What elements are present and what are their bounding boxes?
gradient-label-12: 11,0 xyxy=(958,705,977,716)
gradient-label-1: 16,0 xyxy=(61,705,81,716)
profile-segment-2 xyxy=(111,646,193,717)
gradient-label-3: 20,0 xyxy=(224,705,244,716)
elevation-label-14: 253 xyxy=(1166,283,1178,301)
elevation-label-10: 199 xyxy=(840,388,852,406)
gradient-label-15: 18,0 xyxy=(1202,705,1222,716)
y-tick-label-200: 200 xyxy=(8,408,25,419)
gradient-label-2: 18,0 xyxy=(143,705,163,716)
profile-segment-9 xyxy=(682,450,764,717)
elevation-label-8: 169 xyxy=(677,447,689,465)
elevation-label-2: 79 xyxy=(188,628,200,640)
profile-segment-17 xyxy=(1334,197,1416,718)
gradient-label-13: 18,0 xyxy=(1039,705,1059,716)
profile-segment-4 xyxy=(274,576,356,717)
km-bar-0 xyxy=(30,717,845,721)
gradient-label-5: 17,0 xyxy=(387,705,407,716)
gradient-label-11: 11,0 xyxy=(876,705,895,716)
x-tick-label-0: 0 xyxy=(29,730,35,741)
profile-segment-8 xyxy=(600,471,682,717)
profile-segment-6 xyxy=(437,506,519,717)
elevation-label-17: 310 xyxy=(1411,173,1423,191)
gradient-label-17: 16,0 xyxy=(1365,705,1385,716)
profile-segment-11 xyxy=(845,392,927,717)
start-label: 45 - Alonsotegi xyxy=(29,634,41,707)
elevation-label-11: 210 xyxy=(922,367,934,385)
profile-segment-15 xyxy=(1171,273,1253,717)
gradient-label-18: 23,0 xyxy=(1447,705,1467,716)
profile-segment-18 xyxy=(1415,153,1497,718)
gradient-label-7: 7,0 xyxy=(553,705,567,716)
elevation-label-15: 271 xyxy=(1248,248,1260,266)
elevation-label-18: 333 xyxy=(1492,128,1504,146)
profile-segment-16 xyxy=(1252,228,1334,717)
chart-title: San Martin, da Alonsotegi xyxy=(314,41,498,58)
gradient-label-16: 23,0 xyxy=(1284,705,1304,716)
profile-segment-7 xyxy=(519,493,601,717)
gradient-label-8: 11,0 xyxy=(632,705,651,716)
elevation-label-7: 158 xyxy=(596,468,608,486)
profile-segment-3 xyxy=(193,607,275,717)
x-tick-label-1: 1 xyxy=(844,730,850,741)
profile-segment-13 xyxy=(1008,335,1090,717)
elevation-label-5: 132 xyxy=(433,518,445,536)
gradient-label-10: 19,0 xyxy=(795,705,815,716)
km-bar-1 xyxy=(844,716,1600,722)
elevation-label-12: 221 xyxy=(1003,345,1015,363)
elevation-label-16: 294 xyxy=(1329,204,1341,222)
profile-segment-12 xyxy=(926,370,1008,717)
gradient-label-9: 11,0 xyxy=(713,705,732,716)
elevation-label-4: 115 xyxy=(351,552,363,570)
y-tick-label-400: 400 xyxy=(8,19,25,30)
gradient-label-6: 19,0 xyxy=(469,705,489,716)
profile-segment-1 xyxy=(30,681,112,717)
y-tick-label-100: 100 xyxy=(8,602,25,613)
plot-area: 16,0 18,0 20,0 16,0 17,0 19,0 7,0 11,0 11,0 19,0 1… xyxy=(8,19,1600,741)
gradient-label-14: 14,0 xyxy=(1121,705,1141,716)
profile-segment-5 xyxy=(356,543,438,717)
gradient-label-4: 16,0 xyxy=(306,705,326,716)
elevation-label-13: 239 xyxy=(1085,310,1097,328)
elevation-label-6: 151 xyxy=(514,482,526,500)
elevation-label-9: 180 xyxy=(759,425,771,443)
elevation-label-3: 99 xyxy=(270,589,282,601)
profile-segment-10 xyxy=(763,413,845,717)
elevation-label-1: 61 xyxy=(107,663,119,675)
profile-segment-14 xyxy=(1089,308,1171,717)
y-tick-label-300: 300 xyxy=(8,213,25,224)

★ ★ ★

### Work required
Reproduce every row above character for character, with no changes.

### Result of the task
What elements are present and what are their bounding boxes?
gradient-label-12: 11,0 xyxy=(958,705,977,716)
gradient-label-1: 16,0 xyxy=(61,705,81,716)
profile-segment-2 xyxy=(111,646,193,717)
gradient-label-3: 20,0 xyxy=(224,705,244,716)
elevation-label-14: 253 xyxy=(1166,283,1178,301)
elevation-label-10: 199 xyxy=(840,388,852,406)
gradient-label-15: 18,0 xyxy=(1202,705,1222,716)
y-tick-label-200: 200 xyxy=(8,408,25,419)
gradient-label-2: 18,0 xyxy=(143,705,163,716)
profile-segment-9 xyxy=(682,450,764,717)
elevation-label-8: 169 xyxy=(677,447,689,465)
elevation-label-2: 79 xyxy=(188,628,200,640)
profile-segment-17 xyxy=(1334,197,1416,718)
gradient-label-13: 18,0 xyxy=(1039,705,1059,716)
profile-segment-4 xyxy=(274,576,356,717)
km-bar-0 xyxy=(30,717,845,721)
gradient-label-5: 17,0 xyxy=(387,705,407,716)
gradient-label-11: 11,0 xyxy=(876,705,895,716)
x-tick-label-0: 0 xyxy=(29,730,35,741)
profile-segment-8 xyxy=(600,471,682,717)
profile-segment-6 xyxy=(437,506,519,717)
elevation-label-17: 310 xyxy=(1411,173,1423,191)
gradient-label-17: 16,0 xyxy=(1365,705,1385,716)
profile-segment-11 xyxy=(845,392,927,717)
start-label: 45 - Alonsotegi xyxy=(29,634,41,707)
elevation-label-11: 210 xyxy=(922,367,934,385)
profile-segment-15 xyxy=(1171,273,1253,717)
gradient-label-18: 23,0 xyxy=(1447,705,1467,716)
profile-segment-18 xyxy=(1415,153,1497,718)
gradient-label-7: 7,0 xyxy=(553,705,567,716)
elevation-label-15: 271 xyxy=(1248,248,1260,266)
elevation-label-18: 333 xyxy=(1492,128,1504,146)
profile-segment-16 xyxy=(1252,228,1334,717)
chart-title: San Martin, da Alonsotegi xyxy=(314,41,498,58)
gradient-label-16: 23,0 xyxy=(1284,705,1304,716)
profile-segment-7 xyxy=(519,493,601,717)
gradient-label-8: 11,0 xyxy=(632,705,651,716)
elevation-label-7: 158 xyxy=(596,468,608,486)
profile-segment-3 xyxy=(193,607,275,717)
x-tick-label-1: 1 xyxy=(844,730,850,741)
profile-segment-13 xyxy=(1008,335,1090,717)
elevation-label-5: 132 xyxy=(433,518,445,536)
gradient-label-10: 19,0 xyxy=(795,705,815,716)
km-bar-1 xyxy=(844,716,1600,722)
elevation-label-12: 221 xyxy=(1003,345,1015,363)
elevation-label-16: 294 xyxy=(1329,204,1341,222)
profile-segment-12 xyxy=(926,370,1008,717)
gradient-label-9: 11,0 xyxy=(713,705,732,716)
elevation-label-4: 115 xyxy=(351,552,363,570)
y-tick-label-400: 400 xyxy=(8,19,25,30)
gradient-label-6: 19,0 xyxy=(469,705,489,716)
profile-segment-1 xyxy=(30,681,112,717)
y-tick-label-100: 100 xyxy=(8,602,25,613)
plot-area: 16,0 18,0 20,0 16,0 17,0 19,0 7,0 11,0 11,0 19,0 1… xyxy=(8,19,1600,741)
gradient-label-14: 14,0 xyxy=(1121,705,1141,716)
profile-segment-5 xyxy=(356,543,438,717)
gradient-label-4: 16,0 xyxy=(306,705,326,716)
elevation-label-13: 239 xyxy=(1085,310,1097,328)
elevation-label-6: 151 xyxy=(514,482,526,500)
elevation-label-9: 180 xyxy=(759,425,771,443)
elevation-label-3: 99 xyxy=(270,589,282,601)
profile-segment-10 xyxy=(763,413,845,717)
elevation-label-1: 61 xyxy=(107,663,119,675)
profile-segment-14 xyxy=(1089,308,1171,717)
y-tick-label-300: 300 xyxy=(8,213,25,224)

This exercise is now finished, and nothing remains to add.